Advanced Lens Selection

This is Section 6.3 of the Imaging Resource Guide.

The prior section explained lens selection primarily from the perspective of the lens as the final component to be chosen in the machine vision system. This section approaches lens and camera selection holistically, choosing both at the same time, depending on what is important for the specific application. This section will walk through an example starting from scratch where a 2D barcode needs to be imaged from 200mm away, as shown in Figure 1.

Figure 1: Image of the 2D barcode that must be imaged from 200mm away.

Starting with the object to be inspected and breaking it down into its constituent parts is the first step in lens selection. What are the important features? How large are these features? How many pixels do I need to cover the feature that I am trying to observe in order for my machine vision software to function properly?

SUPPLIED MATERIAL =

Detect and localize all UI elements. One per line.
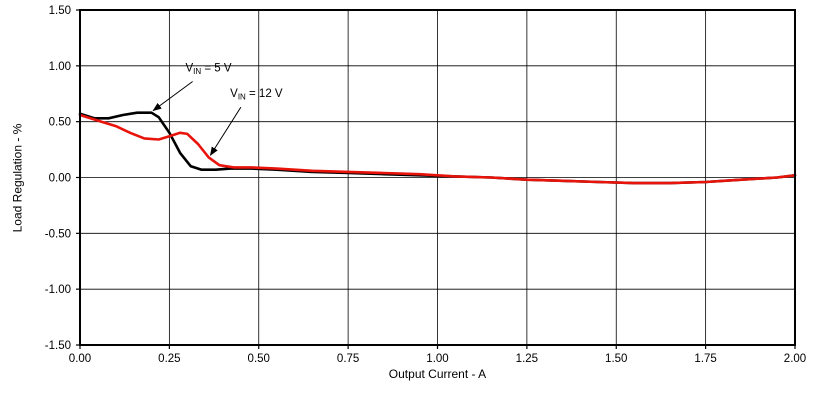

DIRECTIONS FOR THIS TASK = Rewrite the passage of the lens selection text that begins with the words "Figure 1: Image" and ends with "to function properly?", putting "component parts" in place of "constituent parts".

ANSWER TO THIS EXERCISE =
Figure 1: Image of the 2D barcode that must be imaged from 200mm away.

Starting with the object to be inspected and breaking it down into its component parts is the first step in lens selection. What are the important features? How large are these features? How many pixels do I need to cover the feature that I am trying to observe in order for my machine vision software to function properly?